::: SUPPLIED RECORDS
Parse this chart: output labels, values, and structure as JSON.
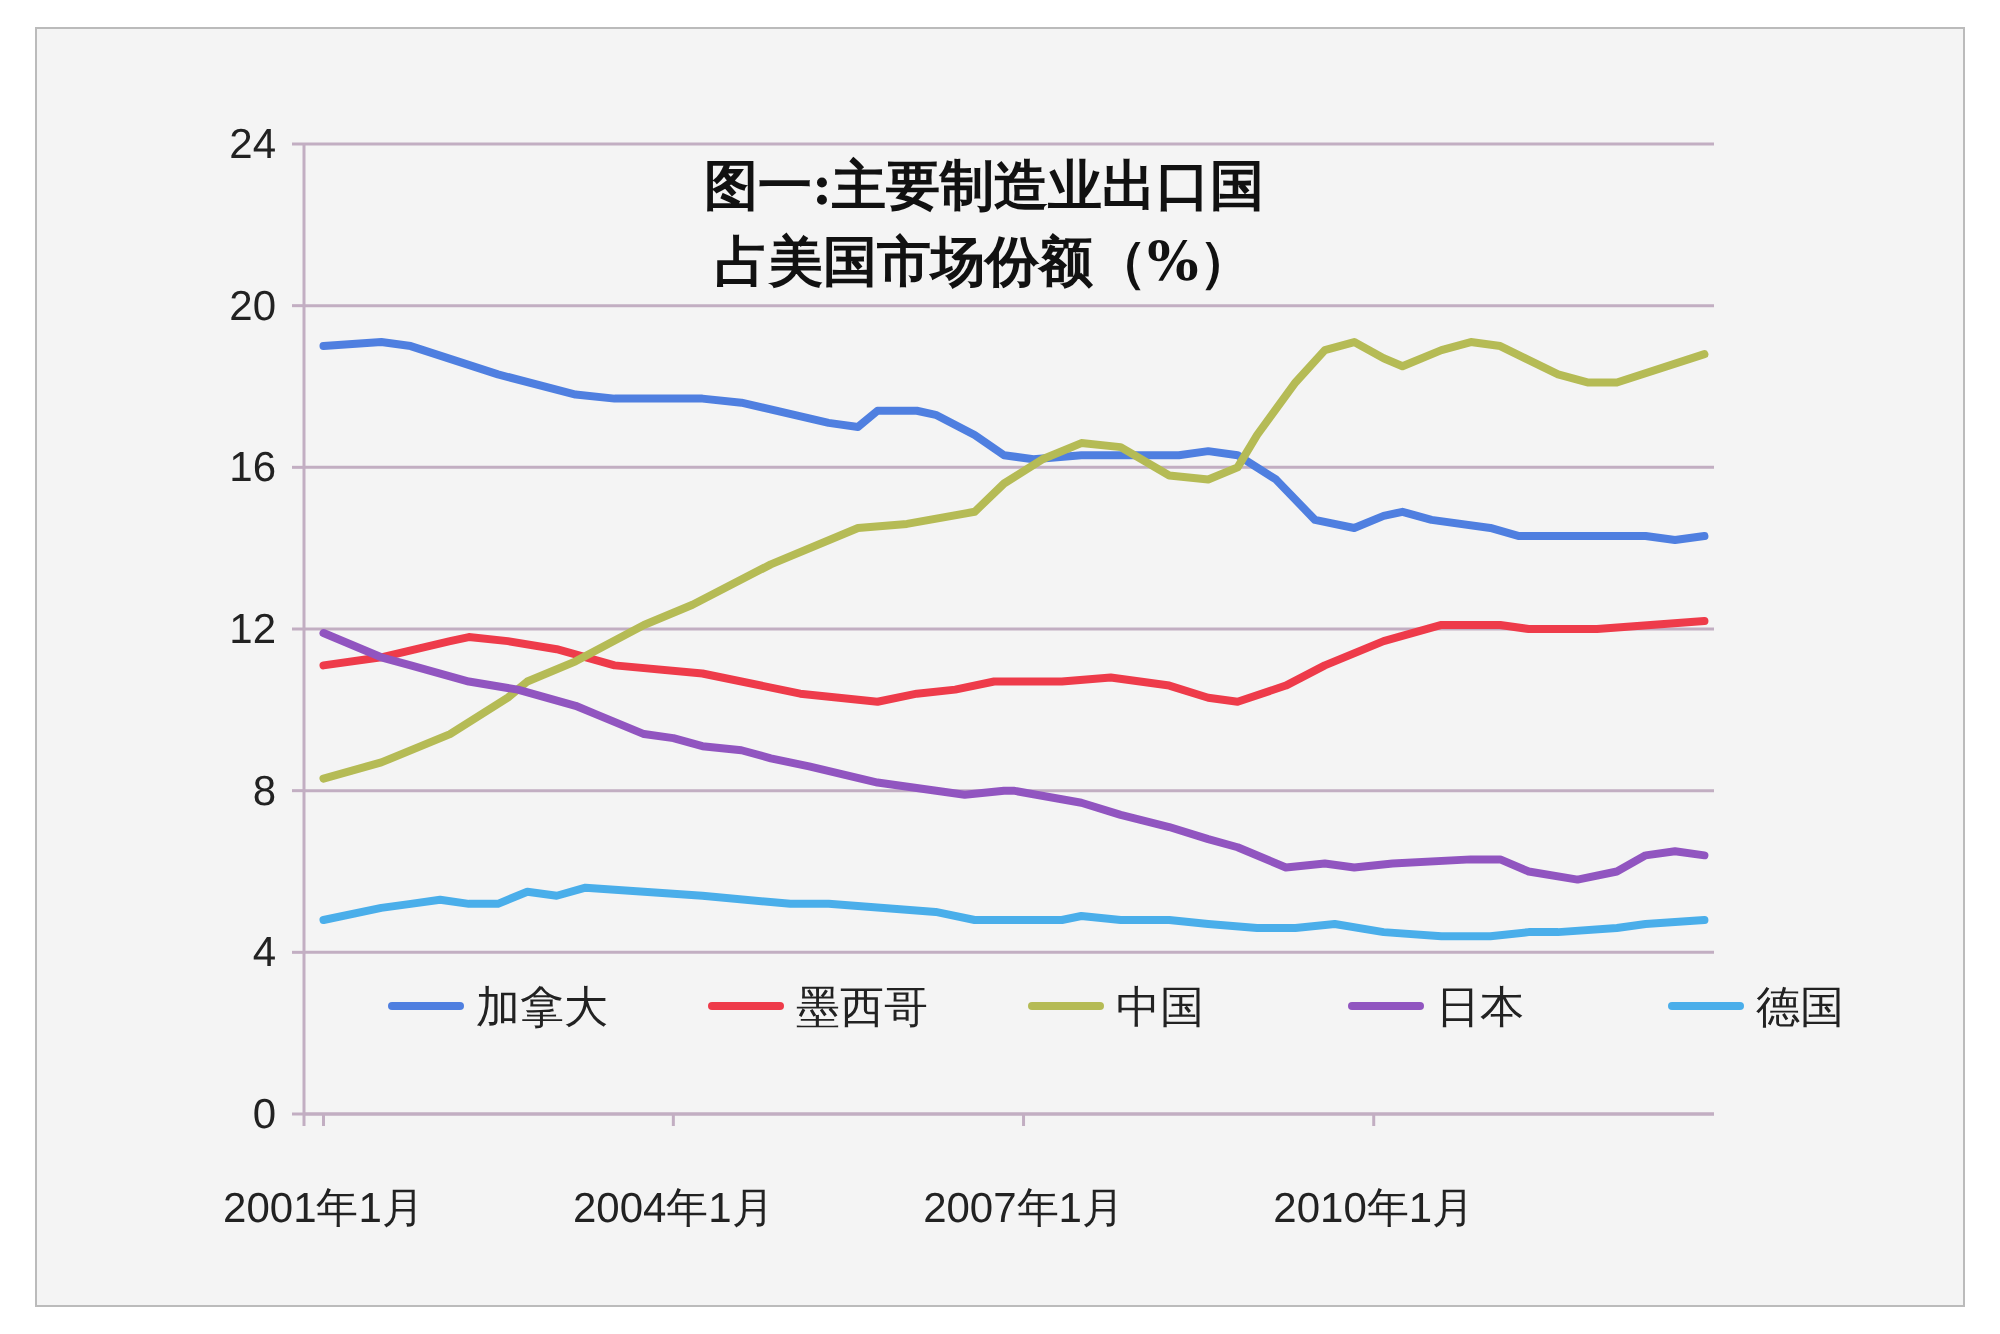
{
  "chart_data": {
    "type": "line",
    "title": "图一:主要制造业出口国占美国市场份额（%）",
    "xlim": [
      "2000-11",
      "2012-12"
    ],
    "ylim": [
      0,
      24
    ],
    "yticks": [
      0,
      4,
      8,
      12,
      16,
      20,
      24
    ],
    "xticks": [
      {
        "value": "2001-01",
        "label": "2001年1月"
      },
      {
        "value": "2004-01",
        "label": "2004年1月"
      },
      {
        "value": "2007-01",
        "label": "2007年1月"
      },
      {
        "value": "2010-01",
        "label": "2010年1月"
      }
    ],
    "grid": "y",
    "legend": "bottom",
    "marker": "none",
    "line_style": "solid",
    "series": [
      {
        "name": "加拿大",
        "color": "#4f7fe0",
        "x": [
          "2001-01",
          "2001-07",
          "2001-10",
          "2002-07",
          "2003-03",
          "2003-07",
          "2004-04",
          "2004-08",
          "2005-05",
          "2005-08",
          "2005-10",
          "2006-02",
          "2006-04",
          "2006-08",
          "2006-11",
          "2007-02",
          "2007-07",
          "2008-05",
          "2008-08",
          "2008-11",
          "2009-03",
          "2009-07",
          "2009-11",
          "2010-02",
          "2010-04",
          "2010-07",
          "2011-01",
          "2011-04",
          "2011-08",
          "2012-05",
          "2012-08",
          "2012-11"
        ],
        "values": [
          19.0,
          19.1,
          19.0,
          18.3,
          17.8,
          17.7,
          17.7,
          17.6,
          17.1,
          17.0,
          17.4,
          17.4,
          17.3,
          16.8,
          16.3,
          16.2,
          16.3,
          16.3,
          16.4,
          16.3,
          15.7,
          14.7,
          14.5,
          14.8,
          14.9,
          14.7,
          14.5,
          14.3,
          14.3,
          14.3,
          14.2,
          14.3
        ]
      },
      {
        "name": "墨西哥",
        "color": "#ee3b4a",
        "x": [
          "2001-01",
          "2001-07",
          "2002-02",
          "2002-04",
          "2002-08",
          "2003-01",
          "2003-07",
          "2004-04",
          "2005-02",
          "2005-10",
          "2006-02",
          "2006-06",
          "2006-10",
          "2007-05",
          "2007-10",
          "2008-04",
          "2008-08",
          "2008-11",
          "2009-04",
          "2009-08",
          "2010-02",
          "2010-08",
          "2011-02",
          "2011-05",
          "2011-12",
          "2012-11"
        ],
        "values": [
          11.1,
          11.3,
          11.7,
          11.8,
          11.7,
          11.5,
          11.1,
          10.9,
          10.4,
          10.2,
          10.4,
          10.5,
          10.7,
          10.7,
          10.8,
          10.6,
          10.3,
          10.2,
          10.6,
          11.1,
          11.7,
          12.1,
          12.1,
          12.0,
          12.0,
          12.2
        ]
      },
      {
        "name": "中国",
        "color": "#b5bb55",
        "x": [
          "2001-01",
          "2001-07",
          "2002-02",
          "2002-08",
          "2002-10",
          "2003-03",
          "2003-10",
          "2004-03",
          "2004-11",
          "2005-08",
          "2006-01",
          "2006-08",
          "2006-11",
          "2007-03",
          "2007-07",
          "2007-11",
          "2008-04",
          "2008-08",
          "2008-11",
          "2009-01",
          "2009-05",
          "2009-08",
          "2009-11",
          "2010-02",
          "2010-04",
          "2010-08",
          "2010-11",
          "2011-02",
          "2011-08",
          "2011-11",
          "2012-02",
          "2012-11"
        ],
        "values": [
          8.3,
          8.7,
          9.4,
          10.3,
          10.7,
          11.2,
          12.1,
          12.6,
          13.6,
          14.5,
          14.6,
          14.9,
          15.6,
          16.2,
          16.6,
          16.5,
          15.8,
          15.7,
          16.0,
          16.8,
          18.1,
          18.9,
          19.1,
          18.7,
          18.5,
          18.9,
          19.1,
          19.0,
          18.3,
          18.1,
          18.1,
          18.8
        ]
      },
      {
        "name": "日本",
        "color": "#9155c0",
        "x": [
          "2001-01",
          "2001-07",
          "2001-10",
          "2002-04",
          "2002-09",
          "2003-03",
          "2003-05",
          "2003-10",
          "2004-01",
          "2004-04",
          "2004-08",
          "2004-11",
          "2005-03",
          "2005-10",
          "2006-07",
          "2006-11",
          "2006-12",
          "2007-07",
          "2007-11",
          "2008-04",
          "2008-08",
          "2008-11",
          "2009-04",
          "2009-08",
          "2009-11",
          "2010-03",
          "2010-11",
          "2011-02",
          "2011-05",
          "2011-10",
          "2012-02",
          "2012-05",
          "2012-08",
          "2012-11"
        ],
        "values": [
          11.9,
          11.3,
          11.1,
          10.7,
          10.5,
          10.1,
          9.9,
          9.4,
          9.3,
          9.1,
          9.0,
          8.8,
          8.6,
          8.2,
          7.9,
          8.0,
          8.0,
          7.7,
          7.4,
          7.1,
          6.8,
          6.6,
          6.1,
          6.2,
          6.1,
          6.2,
          6.3,
          6.3,
          6.0,
          5.8,
          6.0,
          6.4,
          6.5,
          6.4
        ]
      },
      {
        "name": "德国",
        "color": "#4aaeea",
        "x": [
          "2001-01",
          "2001-07",
          "2001-10",
          "2002-01",
          "2002-04",
          "2002-07",
          "2002-10",
          "2003-01",
          "2003-04",
          "2003-10",
          "2004-04",
          "2005-01",
          "2005-05",
          "2006-04",
          "2006-08",
          "2006-11",
          "2007-05",
          "2007-07",
          "2007-11",
          "2008-04",
          "2008-08",
          "2009-01",
          "2009-05",
          "2009-09",
          "2010-02",
          "2010-08",
          "2011-01",
          "2011-05",
          "2011-08",
          "2012-02",
          "2012-05",
          "2012-11"
        ],
        "values": [
          4.8,
          5.1,
          5.2,
          5.3,
          5.2,
          5.2,
          5.5,
          5.4,
          5.6,
          5.5,
          5.4,
          5.2,
          5.2,
          5.0,
          4.8,
          4.8,
          4.8,
          4.9,
          4.8,
          4.8,
          4.7,
          4.6,
          4.6,
          4.7,
          4.5,
          4.4,
          4.4,
          4.5,
          4.5,
          4.6,
          4.7,
          4.8
        ]
      }
    ]
  }
}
::::::
TASK GOAL: From the material above, copy everything exactly but the pictures.

RESULT:
Parse this chart: output labels, values, and structure as JSON.
{
  "chart_data": {
    "type": "line",
    "title": "图一:主要制造业出口国占美国市场份额（%）",
    "xlim": [
      "2000-11",
      "2012-12"
    ],
    "ylim": [
      0,
      24
    ],
    "yticks": [
      0,
      4,
      8,
      12,
      16,
      20,
      24
    ],
    "xticks": [
      {
        "value": "2001-01",
        "label": "2001年1月"
      },
      {
        "value": "2004-01",
        "label": "2004年1月"
      },
      {
        "value": "2007-01",
        "label": "2007年1月"
      },
      {
        "value": "2010-01",
        "label": "2010年1月"
      }
    ],
    "grid": "y",
    "legend": "bottom",
    "marker": "none",
    "line_style": "solid",
    "series": [
      {
        "name": "加拿大",
        "color": "#4f7fe0",
        "x": [
          "2001-01",
          "2001-07",
          "2001-10",
          "2002-07",
          "2003-03",
          "2003-07",
          "2004-04",
          "2004-08",
          "2005-05",
          "2005-08",
          "2005-10",
          "2006-02",
          "2006-04",
          "2006-08",
          "2006-11",
          "2007-02",
          "2007-07",
          "2008-05",
          "2008-08",
          "2008-11",
          "2009-03",
          "2009-07",
          "2009-11",
          "2010-02",
          "2010-04",
          "2010-07",
          "2011-01",
          "2011-04",
          "2011-08",
          "2012-05",
          "2012-08",
          "2012-11"
        ],
        "values": [
          19.0,
          19.1,
          19.0,
          18.3,
          17.8,
          17.7,
          17.7,
          17.6,
          17.1,
          17.0,
          17.4,
          17.4,
          17.3,
          16.8,
          16.3,
          16.2,
          16.3,
          16.3,
          16.4,
          16.3,
          15.7,
          14.7,
          14.5,
          14.8,
          14.9,
          14.7,
          14.5,
          14.3,
          14.3,
          14.3,
          14.2,
          14.3
        ]
      },
      {
        "name": "墨西哥",
        "color": "#ee3b4a",
        "x": [
          "2001-01",
          "2001-07",
          "2002-02",
          "2002-04",
          "2002-08",
          "2003-01",
          "2003-07",
          "2004-04",
          "2005-02",
          "2005-10",
          "2006-02",
          "2006-06",
          "2006-10",
          "2007-05",
          "2007-10",
          "2008-04",
          "2008-08",
          "2008-11",
          "2009-04",
          "2009-08",
          "2010-02",
          "2010-08",
          "2011-02",
          "2011-05",
          "2011-12",
          "2012-11"
        ],
        "values": [
          11.1,
          11.3,
          11.7,
          11.8,
          11.7,
          11.5,
          11.1,
          10.9,
          10.4,
          10.2,
          10.4,
          10.5,
          10.7,
          10.7,
          10.8,
          10.6,
          10.3,
          10.2,
          10.6,
          11.1,
          11.7,
          12.1,
          12.1,
          12.0,
          12.0,
          12.2
        ]
      },
      {
        "name": "中国",
        "color": "#b5bb55",
        "x": [
          "2001-01",
          "2001-07",
          "2002-02",
          "2002-08",
          "2002-10",
          "2003-03",
          "2003-10",
          "2004-03",
          "2004-11",
          "2005-08",
          "2006-01",
          "2006-08",
          "2006-11",
          "2007-03",
          "2007-07",
          "2007-11",
          "2008-04",
          "2008-08",
          "2008-11",
          "2009-01",
          "2009-05",
          "2009-08",
          "2009-11",
          "2010-02",
          "2010-04",
          "2010-08",
          "2010-11",
          "2011-02",
          "2011-08",
          "2011-11",
          "2012-02",
          "2012-11"
        ],
        "values": [
          8.3,
          8.7,
          9.4,
          10.3,
          10.7,
          11.2,
          12.1,
          12.6,
          13.6,
          14.5,
          14.6,
          14.9,
          15.6,
          16.2,
          16.6,
          16.5,
          15.8,
          15.7,
          16.0,
          16.8,
          18.1,
          18.9,
          19.1,
          18.7,
          18.5,
          18.9,
          19.1,
          19.0,
          18.3,
          18.1,
          18.1,
          18.8
        ]
      },
      {
        "name": "日本",
        "color": "#9155c0",
        "x": [
          "2001-01",
          "2001-07",
          "2001-10",
          "2002-04",
          "2002-09",
          "2003-03",
          "2003-05",
          "2003-10",
          "2004-01",
          "2004-04",
          "2004-08",
          "2004-11",
          "2005-03",
          "2005-10",
          "2006-07",
          "2006-11",
          "2006-12",
          "2007-07",
          "2007-11",
          "2008-04",
          "2008-08",
          "2008-11",
          "2009-04",
          "2009-08",
          "2009-11",
          "2010-03",
          "2010-11",
          "2011-02",
          "2011-05",
          "2011-10",
          "2012-02",
          "2012-05",
          "2012-08",
          "2012-11"
        ],
        "values": [
          11.9,
          11.3,
          11.1,
          10.7,
          10.5,
          10.1,
          9.9,
          9.4,
          9.3,
          9.1,
          9.0,
          8.8,
          8.6,
          8.2,
          7.9,
          8.0,
          8.0,
          7.7,
          7.4,
          7.1,
          6.8,
          6.6,
          6.1,
          6.2,
          6.1,
          6.2,
          6.3,
          6.3,
          6.0,
          5.8,
          6.0,
          6.4,
          6.5,
          6.4
        ]
      },
      {
        "name": "德国",
        "color": "#4aaeea",
        "x": [
          "2001-01",
          "2001-07",
          "2001-10",
          "2002-01",
          "2002-04",
          "2002-07",
          "2002-10",
          "2003-01",
          "2003-04",
          "2003-10",
          "2004-04",
          "2005-01",
          "2005-05",
          "2006-04",
          "2006-08",
          "2006-11",
          "2007-05",
          "2007-07",
          "2007-11",
          "2008-04",
          "2008-08",
          "2009-01",
          "2009-05",
          "2009-09",
          "2010-02",
          "2010-08",
          "2011-01",
          "2011-05",
          "2011-08",
          "2012-02",
          "2012-05",
          "2012-11"
        ],
        "values": [
          4.8,
          5.1,
          5.2,
          5.3,
          5.2,
          5.2,
          5.5,
          5.4,
          5.6,
          5.5,
          5.4,
          5.2,
          5.2,
          5.0,
          4.8,
          4.8,
          4.8,
          4.9,
          4.8,
          4.8,
          4.7,
          4.6,
          4.6,
          4.7,
          4.5,
          4.4,
          4.4,
          4.5,
          4.5,
          4.6,
          4.7,
          4.8
        ]
      }
    ]
  }
}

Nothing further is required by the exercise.